--- Begin PROVIDED DATA ---
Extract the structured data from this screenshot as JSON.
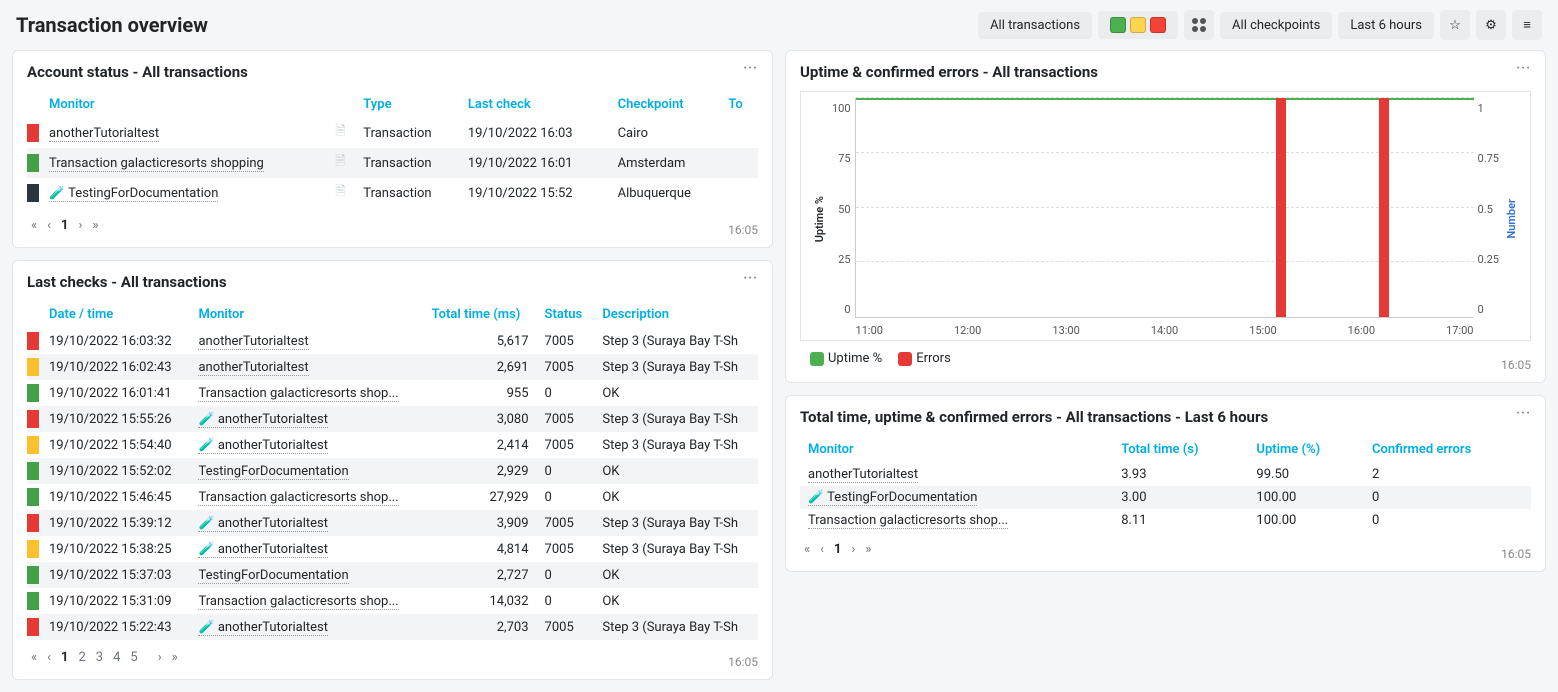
{
  "page_title": "Transaction overview",
  "toolbar": {
    "filter_label": "All transactions",
    "checkpoints_label": "All checkpoints",
    "range_label": "Last 6 hours",
    "status_colors": [
      "#4caf50",
      "#ffd54f",
      "#f44336"
    ]
  },
  "timestamp": "16:05",
  "panel1": {
    "title": "Account status - All transactions",
    "columns": {
      "monitor": "Monitor",
      "type": "Type",
      "last": "Last check",
      "checkpoint": "Checkpoint",
      "total": "To"
    },
    "rows": [
      {
        "status": "red",
        "monitor": "anotherTutorialtest",
        "type": "Transaction",
        "last": "19/10/2022 16:03",
        "checkpoint": "Cairo"
      },
      {
        "status": "green",
        "monitor": "Transaction galacticresorts shopping",
        "type": "Transaction",
        "last": "19/10/2022 16:01",
        "checkpoint": "Amsterdam"
      },
      {
        "status": "dark",
        "monitor": "TestingForDocumentation",
        "type": "Transaction",
        "last": "19/10/2022 15:52",
        "checkpoint": "Albuquerque",
        "staged": true
      }
    ],
    "pagination": [
      "1"
    ]
  },
  "panel2": {
    "title": "Last checks - All transactions",
    "columns": {
      "dt": "Date / time",
      "monitor": "Monitor",
      "total": "Total time (ms)",
      "status": "Status",
      "desc": "Description"
    },
    "rows": [
      {
        "status": "red",
        "dt": "19/10/2022 16:03:32",
        "monitor": "anotherTutorialtest",
        "total": "5,617",
        "code": "7005",
        "desc": "Step 3 (Suraya Bay T-Sh"
      },
      {
        "status": "yellow",
        "dt": "19/10/2022 16:02:43",
        "monitor": "anotherTutorialtest",
        "total": "2,691",
        "code": "7005",
        "desc": "Step 3 (Suraya Bay T-Sh"
      },
      {
        "status": "green",
        "dt": "19/10/2022 16:01:41",
        "monitor": "Transaction galacticresorts shop...",
        "total": "955",
        "code": "0",
        "desc": "OK"
      },
      {
        "status": "red",
        "dt": "19/10/2022 15:55:26",
        "monitor": "anotherTutorialtest",
        "staged": true,
        "total": "3,080",
        "code": "7005",
        "desc": "Step 3 (Suraya Bay T-Sh"
      },
      {
        "status": "yellow",
        "dt": "19/10/2022 15:54:40",
        "monitor": "anotherTutorialtest",
        "staged": true,
        "total": "2,414",
        "code": "7005",
        "desc": "Step 3 (Suraya Bay T-Sh"
      },
      {
        "status": "green",
        "dt": "19/10/2022 15:52:02",
        "monitor": "TestingForDocumentation",
        "total": "2,929",
        "code": "0",
        "desc": "OK"
      },
      {
        "status": "green",
        "dt": "19/10/2022 15:46:45",
        "monitor": "Transaction galacticresorts shop...",
        "total": "27,929",
        "code": "0",
        "desc": "OK"
      },
      {
        "status": "red",
        "dt": "19/10/2022 15:39:12",
        "monitor": "anotherTutorialtest",
        "staged": true,
        "total": "3,909",
        "code": "7005",
        "desc": "Step 3 (Suraya Bay T-Sh"
      },
      {
        "status": "yellow",
        "dt": "19/10/2022 15:38:25",
        "monitor": "anotherTutorialtest",
        "staged": true,
        "total": "4,814",
        "code": "7005",
        "desc": "Step 3 (Suraya Bay T-Sh"
      },
      {
        "status": "green",
        "dt": "19/10/2022 15:37:03",
        "monitor": "TestingForDocumentation",
        "total": "2,727",
        "code": "0",
        "desc": "OK"
      },
      {
        "status": "green",
        "dt": "19/10/2022 15:31:09",
        "monitor": "Transaction galacticresorts shop...",
        "total": "14,032",
        "code": "0",
        "desc": "OK"
      },
      {
        "status": "red",
        "dt": "19/10/2022 15:22:43",
        "monitor": "anotherTutorialtest",
        "staged": true,
        "total": "2,703",
        "code": "7005",
        "desc": "Step 3 (Suraya Bay T-Sh"
      }
    ],
    "pagination": [
      "1",
      "2",
      "3",
      "4",
      "5"
    ]
  },
  "panel3": {
    "title": "Uptime & confirmed errors - All transactions",
    "legend": {
      "uptime": "Uptime %",
      "errors": "Errors"
    },
    "ylabel_left": "Uptime %",
    "ylabel_right": "Number"
  },
  "chart_data": {
    "type": "line_bar_combo",
    "x_ticks": [
      "11:00",
      "12:00",
      "13:00",
      "14:00",
      "15:00",
      "16:00",
      "17:00"
    ],
    "y_left": {
      "label": "Uptime %",
      "ticks": [
        0,
        25,
        50,
        75,
        100
      ],
      "range": [
        0,
        100
      ]
    },
    "y_right": {
      "label": "Number",
      "ticks": [
        0,
        0.25,
        0.5,
        0.75,
        1
      ],
      "range": [
        0,
        1
      ]
    },
    "series": [
      {
        "name": "Uptime %",
        "axis": "left",
        "type": "line",
        "color": "#4caf50",
        "points": [
          {
            "x": "11:00",
            "y": 100
          },
          {
            "x": "12:00",
            "y": 100
          },
          {
            "x": "13:00",
            "y": 100
          },
          {
            "x": "14:00",
            "y": 100
          },
          {
            "x": "15:00",
            "y": 100
          },
          {
            "x": "15:05",
            "y": 97
          },
          {
            "x": "15:30",
            "y": 100
          },
          {
            "x": "16:00",
            "y": 100
          },
          {
            "x": "16:05",
            "y": 97
          }
        ]
      },
      {
        "name": "Errors",
        "axis": "right",
        "type": "bar",
        "color": "#e53935",
        "points": [
          {
            "x": "15:05",
            "y": 1
          },
          {
            "x": "16:05",
            "y": 1
          }
        ]
      }
    ]
  },
  "panel4": {
    "title": "Total time, uptime & confirmed errors - All transactions - Last 6 hours",
    "columns": {
      "monitor": "Monitor",
      "total": "Total time (s)",
      "uptime": "Uptime (%)",
      "errors": "Confirmed errors"
    },
    "rows": [
      {
        "monitor": "anotherTutorialtest",
        "total": "3.93",
        "uptime": "99.50",
        "errors": "2"
      },
      {
        "monitor": "TestingForDocumentation",
        "staged": true,
        "total": "3.00",
        "uptime": "100.00",
        "errors": "0"
      },
      {
        "monitor": "Transaction galacticresorts shop...",
        "total": "8.11",
        "uptime": "100.00",
        "errors": "0"
      }
    ],
    "pagination": [
      "1"
    ]
  }
}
--- End PROVIDED DATA ---
GOAL.
Leave out the pictures, and give all the records again exactly.

SOLUTION FOR THIS TASK.
Extract the structured data from this screenshot as JSON.
{
  "page_title": "Transaction overview",
  "toolbar": {
    "filter_label": "All transactions",
    "checkpoints_label": "All checkpoints",
    "range_label": "Last 6 hours",
    "status_colors": [
      "#4caf50",
      "#ffd54f",
      "#f44336"
    ]
  },
  "timestamp": "16:05",
  "panel1": {
    "title": "Account status - All transactions",
    "columns": {
      "monitor": "Monitor",
      "type": "Type",
      "last": "Last check",
      "checkpoint": "Checkpoint",
      "total": "To"
    },
    "rows": [
      {
        "status": "red",
        "monitor": "anotherTutorialtest",
        "type": "Transaction",
        "last": "19/10/2022 16:03",
        "checkpoint": "Cairo"
      },
      {
        "status": "green",
        "monitor": "Transaction galacticresorts shopping",
        "type": "Transaction",
        "last": "19/10/2022 16:01",
        "checkpoint": "Amsterdam"
      },
      {
        "status": "dark",
        "monitor": "TestingForDocumentation",
        "type": "Transaction",
        "last": "19/10/2022 15:52",
        "checkpoint": "Albuquerque",
        "staged": true
      }
    ],
    "pagination": [
      "1"
    ]
  },
  "panel2": {
    "title": "Last checks - All transactions",
    "columns": {
      "dt": "Date / time",
      "monitor": "Monitor",
      "total": "Total time (ms)",
      "status": "Status",
      "desc": "Description"
    },
    "rows": [
      {
        "status": "red",
        "dt": "19/10/2022 16:03:32",
        "monitor": "anotherTutorialtest",
        "total": "5,617",
        "code": "7005",
        "desc": "Step 3 (Suraya Bay T-Sh"
      },
      {
        "status": "yellow",
        "dt": "19/10/2022 16:02:43",
        "monitor": "anotherTutorialtest",
        "total": "2,691",
        "code": "7005",
        "desc": "Step 3 (Suraya Bay T-Sh"
      },
      {
        "status": "green",
        "dt": "19/10/2022 16:01:41",
        "monitor": "Transaction galacticresorts shop...",
        "total": "955",
        "code": "0",
        "desc": "OK"
      },
      {
        "status": "red",
        "dt": "19/10/2022 15:55:26",
        "monitor": "anotherTutorialtest",
        "staged": true,
        "total": "3,080",
        "code": "7005",
        "desc": "Step 3 (Suraya Bay T-Sh"
      },
      {
        "status": "yellow",
        "dt": "19/10/2022 15:54:40",
        "monitor": "anotherTutorialtest",
        "staged": true,
        "total": "2,414",
        "code": "7005",
        "desc": "Step 3 (Suraya Bay T-Sh"
      },
      {
        "status": "green",
        "dt": "19/10/2022 15:52:02",
        "monitor": "TestingForDocumentation",
        "total": "2,929",
        "code": "0",
        "desc": "OK"
      },
      {
        "status": "green",
        "dt": "19/10/2022 15:46:45",
        "monitor": "Transaction galacticresorts shop...",
        "total": "27,929",
        "code": "0",
        "desc": "OK"
      },
      {
        "status": "red",
        "dt": "19/10/2022 15:39:12",
        "monitor": "anotherTutorialtest",
        "staged": true,
        "total": "3,909",
        "code": "7005",
        "desc": "Step 3 (Suraya Bay T-Sh"
      },
      {
        "status": "yellow",
        "dt": "19/10/2022 15:38:25",
        "monitor": "anotherTutorialtest",
        "staged": true,
        "total": "4,814",
        "code": "7005",
        "desc": "Step 3 (Suraya Bay T-Sh"
      },
      {
        "status": "green",
        "dt": "19/10/2022 15:37:03",
        "monitor": "TestingForDocumentation",
        "total": "2,727",
        "code": "0",
        "desc": "OK"
      },
      {
        "status": "green",
        "dt": "19/10/2022 15:31:09",
        "monitor": "Transaction galacticresorts shop...",
        "total": "14,032",
        "code": "0",
        "desc": "OK"
      },
      {
        "status": "red",
        "dt": "19/10/2022 15:22:43",
        "monitor": "anotherTutorialtest",
        "staged": true,
        "total": "2,703",
        "code": "7005",
        "desc": "Step 3 (Suraya Bay T-Sh"
      }
    ],
    "pagination": [
      "1",
      "2",
      "3",
      "4",
      "5"
    ]
  },
  "panel3": {
    "title": "Uptime & confirmed errors - All transactions",
    "legend": {
      "uptime": "Uptime %",
      "errors": "Errors"
    },
    "ylabel_left": "Uptime %",
    "ylabel_right": "Number"
  },
  "chart_data": {
    "type": "line_bar_combo",
    "x_ticks": [
      "11:00",
      "12:00",
      "13:00",
      "14:00",
      "15:00",
      "16:00",
      "17:00"
    ],
    "y_left": {
      "label": "Uptime %",
      "ticks": [
        0,
        25,
        50,
        75,
        100
      ],
      "range": [
        0,
        100
      ]
    },
    "y_right": {
      "label": "Number",
      "ticks": [
        0,
        0.25,
        0.5,
        0.75,
        1
      ],
      "range": [
        0,
        1
      ]
    },
    "series": [
      {
        "name": "Uptime %",
        "axis": "left",
        "type": "line",
        "color": "#4caf50",
        "points": [
          {
            "x": "11:00",
            "y": 100
          },
          {
            "x": "12:00",
            "y": 100
          },
          {
            "x": "13:00",
            "y": 100
          },
          {
            "x": "14:00",
            "y": 100
          },
          {
            "x": "15:00",
            "y": 100
          },
          {
            "x": "15:05",
            "y": 97
          },
          {
            "x": "15:30",
            "y": 100
          },
          {
            "x": "16:00",
            "y": 100
          },
          {
            "x": "16:05",
            "y": 97
          }
        ]
      },
      {
        "name": "Errors",
        "axis": "right",
        "type": "bar",
        "color": "#e53935",
        "points": [
          {
            "x": "15:05",
            "y": 1
          },
          {
            "x": "16:05",
            "y": 1
          }
        ]
      }
    ]
  },
  "panel4": {
    "title": "Total time, uptime & confirmed errors - All transactions - Last 6 hours",
    "columns": {
      "monitor": "Monitor",
      "total": "Total time (s)",
      "uptime": "Uptime (%)",
      "errors": "Confirmed errors"
    },
    "rows": [
      {
        "monitor": "anotherTutorialtest",
        "total": "3.93",
        "uptime": "99.50",
        "errors": "2"
      },
      {
        "monitor": "TestingForDocumentation",
        "staged": true,
        "total": "3.00",
        "uptime": "100.00",
        "errors": "0"
      },
      {
        "monitor": "Transaction galacticresorts shop...",
        "total": "8.11",
        "uptime": "100.00",
        "errors": "0"
      }
    ],
    "pagination": [
      "1"
    ]
  }
}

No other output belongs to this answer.